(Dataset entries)
>>

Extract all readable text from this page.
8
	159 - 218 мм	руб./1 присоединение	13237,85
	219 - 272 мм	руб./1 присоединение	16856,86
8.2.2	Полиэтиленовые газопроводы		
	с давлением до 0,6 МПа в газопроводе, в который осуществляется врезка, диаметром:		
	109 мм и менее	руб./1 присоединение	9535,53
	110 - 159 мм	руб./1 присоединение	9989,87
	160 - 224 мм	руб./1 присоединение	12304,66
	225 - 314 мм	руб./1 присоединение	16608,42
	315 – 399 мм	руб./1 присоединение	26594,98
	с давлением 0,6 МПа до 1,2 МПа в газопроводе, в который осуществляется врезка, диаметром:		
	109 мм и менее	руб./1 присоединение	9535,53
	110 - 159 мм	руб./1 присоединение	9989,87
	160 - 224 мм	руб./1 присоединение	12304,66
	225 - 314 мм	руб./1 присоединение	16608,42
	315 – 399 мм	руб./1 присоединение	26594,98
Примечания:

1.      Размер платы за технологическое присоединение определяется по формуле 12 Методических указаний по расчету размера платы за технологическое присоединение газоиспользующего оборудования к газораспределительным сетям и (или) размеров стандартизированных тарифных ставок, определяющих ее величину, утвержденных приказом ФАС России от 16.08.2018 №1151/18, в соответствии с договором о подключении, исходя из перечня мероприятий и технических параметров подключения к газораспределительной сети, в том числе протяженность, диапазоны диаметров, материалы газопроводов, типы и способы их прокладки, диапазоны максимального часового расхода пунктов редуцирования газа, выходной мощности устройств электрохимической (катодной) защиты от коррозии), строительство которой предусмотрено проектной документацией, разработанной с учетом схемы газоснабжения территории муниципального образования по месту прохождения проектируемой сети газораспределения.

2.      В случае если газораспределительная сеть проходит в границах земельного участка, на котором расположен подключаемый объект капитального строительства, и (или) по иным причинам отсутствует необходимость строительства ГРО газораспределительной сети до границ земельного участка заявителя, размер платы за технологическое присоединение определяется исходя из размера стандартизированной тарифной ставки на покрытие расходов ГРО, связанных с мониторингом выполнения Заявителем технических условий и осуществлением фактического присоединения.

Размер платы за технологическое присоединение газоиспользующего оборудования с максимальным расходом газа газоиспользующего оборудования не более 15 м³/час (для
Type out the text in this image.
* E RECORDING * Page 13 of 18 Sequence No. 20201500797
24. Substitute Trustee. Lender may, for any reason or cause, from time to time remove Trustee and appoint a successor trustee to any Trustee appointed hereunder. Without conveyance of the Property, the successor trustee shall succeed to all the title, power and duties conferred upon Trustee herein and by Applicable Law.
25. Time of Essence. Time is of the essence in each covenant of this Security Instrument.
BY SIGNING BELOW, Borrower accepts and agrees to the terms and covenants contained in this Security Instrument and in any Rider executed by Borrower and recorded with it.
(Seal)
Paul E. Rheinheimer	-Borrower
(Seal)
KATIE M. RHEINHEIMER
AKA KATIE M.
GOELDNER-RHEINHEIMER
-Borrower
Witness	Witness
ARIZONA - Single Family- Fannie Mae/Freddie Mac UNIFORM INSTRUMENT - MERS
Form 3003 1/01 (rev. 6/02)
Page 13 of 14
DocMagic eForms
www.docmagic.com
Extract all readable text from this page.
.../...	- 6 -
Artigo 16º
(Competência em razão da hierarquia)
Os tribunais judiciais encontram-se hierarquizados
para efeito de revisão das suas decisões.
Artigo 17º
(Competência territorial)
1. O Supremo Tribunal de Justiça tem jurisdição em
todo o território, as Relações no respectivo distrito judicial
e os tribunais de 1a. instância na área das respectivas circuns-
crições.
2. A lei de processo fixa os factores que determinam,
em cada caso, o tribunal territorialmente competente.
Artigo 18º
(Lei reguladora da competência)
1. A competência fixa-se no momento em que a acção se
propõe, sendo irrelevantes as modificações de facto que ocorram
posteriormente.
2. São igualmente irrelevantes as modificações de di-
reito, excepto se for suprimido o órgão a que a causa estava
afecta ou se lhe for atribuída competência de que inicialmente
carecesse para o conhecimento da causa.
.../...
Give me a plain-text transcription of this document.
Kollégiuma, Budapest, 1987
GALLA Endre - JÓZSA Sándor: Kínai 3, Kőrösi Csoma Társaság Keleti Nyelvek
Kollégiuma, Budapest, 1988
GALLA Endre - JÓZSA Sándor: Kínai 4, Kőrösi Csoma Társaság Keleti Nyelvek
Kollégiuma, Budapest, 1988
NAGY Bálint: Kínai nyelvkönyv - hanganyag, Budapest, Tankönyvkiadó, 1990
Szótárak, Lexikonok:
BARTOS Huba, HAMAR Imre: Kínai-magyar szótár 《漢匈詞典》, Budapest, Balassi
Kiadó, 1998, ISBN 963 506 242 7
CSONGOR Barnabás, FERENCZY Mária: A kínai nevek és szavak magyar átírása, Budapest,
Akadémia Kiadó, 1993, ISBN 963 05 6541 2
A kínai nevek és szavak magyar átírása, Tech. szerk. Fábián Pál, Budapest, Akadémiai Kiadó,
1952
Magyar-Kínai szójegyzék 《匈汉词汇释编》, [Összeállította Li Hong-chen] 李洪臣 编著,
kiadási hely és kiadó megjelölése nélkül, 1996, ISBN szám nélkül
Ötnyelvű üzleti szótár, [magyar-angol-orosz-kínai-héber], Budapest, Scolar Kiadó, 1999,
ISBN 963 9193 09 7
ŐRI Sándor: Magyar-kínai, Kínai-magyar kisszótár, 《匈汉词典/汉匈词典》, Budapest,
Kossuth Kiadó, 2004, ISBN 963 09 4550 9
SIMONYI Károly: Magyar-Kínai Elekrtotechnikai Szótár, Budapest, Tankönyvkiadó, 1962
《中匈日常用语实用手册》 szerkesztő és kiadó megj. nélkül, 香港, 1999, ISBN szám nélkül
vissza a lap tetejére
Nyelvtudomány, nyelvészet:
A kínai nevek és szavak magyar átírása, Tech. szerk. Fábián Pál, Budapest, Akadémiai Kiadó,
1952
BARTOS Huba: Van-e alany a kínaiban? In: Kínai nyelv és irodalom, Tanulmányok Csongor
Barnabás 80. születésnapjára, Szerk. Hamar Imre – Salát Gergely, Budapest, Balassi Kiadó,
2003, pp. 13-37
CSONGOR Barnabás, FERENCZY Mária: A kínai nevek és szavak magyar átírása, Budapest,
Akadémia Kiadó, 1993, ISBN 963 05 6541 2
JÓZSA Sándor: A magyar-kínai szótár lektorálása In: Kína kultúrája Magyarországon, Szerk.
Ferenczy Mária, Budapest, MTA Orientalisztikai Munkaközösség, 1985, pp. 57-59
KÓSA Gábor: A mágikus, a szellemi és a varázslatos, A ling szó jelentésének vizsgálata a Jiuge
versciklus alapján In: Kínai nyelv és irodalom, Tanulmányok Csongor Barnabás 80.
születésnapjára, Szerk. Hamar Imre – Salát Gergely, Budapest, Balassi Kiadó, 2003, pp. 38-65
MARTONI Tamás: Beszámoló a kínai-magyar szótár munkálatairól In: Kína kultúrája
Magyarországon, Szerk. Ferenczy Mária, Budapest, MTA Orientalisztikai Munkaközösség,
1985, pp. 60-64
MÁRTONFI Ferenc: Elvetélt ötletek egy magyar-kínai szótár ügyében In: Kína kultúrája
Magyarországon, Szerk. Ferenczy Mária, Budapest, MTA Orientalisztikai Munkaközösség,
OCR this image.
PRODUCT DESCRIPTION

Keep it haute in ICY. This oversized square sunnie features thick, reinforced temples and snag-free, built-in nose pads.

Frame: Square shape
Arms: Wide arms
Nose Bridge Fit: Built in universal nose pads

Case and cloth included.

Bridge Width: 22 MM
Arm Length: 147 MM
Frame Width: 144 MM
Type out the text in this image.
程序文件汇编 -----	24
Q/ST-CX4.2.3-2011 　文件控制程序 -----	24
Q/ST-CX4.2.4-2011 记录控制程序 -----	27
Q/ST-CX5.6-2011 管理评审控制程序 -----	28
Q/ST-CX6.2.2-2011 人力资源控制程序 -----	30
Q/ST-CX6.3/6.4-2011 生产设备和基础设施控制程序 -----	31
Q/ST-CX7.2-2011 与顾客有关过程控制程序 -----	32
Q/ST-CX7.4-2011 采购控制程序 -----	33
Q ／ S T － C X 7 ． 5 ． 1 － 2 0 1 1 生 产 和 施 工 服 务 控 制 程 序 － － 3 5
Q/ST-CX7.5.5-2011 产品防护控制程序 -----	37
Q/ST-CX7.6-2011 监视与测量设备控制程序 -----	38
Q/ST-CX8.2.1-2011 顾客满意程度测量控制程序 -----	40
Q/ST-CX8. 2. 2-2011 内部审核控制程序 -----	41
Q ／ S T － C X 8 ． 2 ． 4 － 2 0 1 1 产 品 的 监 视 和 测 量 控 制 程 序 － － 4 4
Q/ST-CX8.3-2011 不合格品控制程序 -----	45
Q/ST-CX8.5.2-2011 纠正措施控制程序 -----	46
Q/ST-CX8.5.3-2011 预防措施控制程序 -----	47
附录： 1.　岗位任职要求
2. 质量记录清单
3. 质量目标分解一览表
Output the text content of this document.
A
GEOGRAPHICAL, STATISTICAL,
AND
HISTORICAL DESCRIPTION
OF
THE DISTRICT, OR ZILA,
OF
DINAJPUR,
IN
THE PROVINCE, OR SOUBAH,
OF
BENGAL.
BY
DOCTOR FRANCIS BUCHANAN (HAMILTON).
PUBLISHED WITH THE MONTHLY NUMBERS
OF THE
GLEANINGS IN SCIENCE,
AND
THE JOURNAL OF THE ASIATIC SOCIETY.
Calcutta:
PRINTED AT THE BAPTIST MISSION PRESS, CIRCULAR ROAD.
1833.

<<

Problem requirements: A line counts if it holds the word "Salát". Work out how many lines in the listing count, and give only that number.

Solution below: 2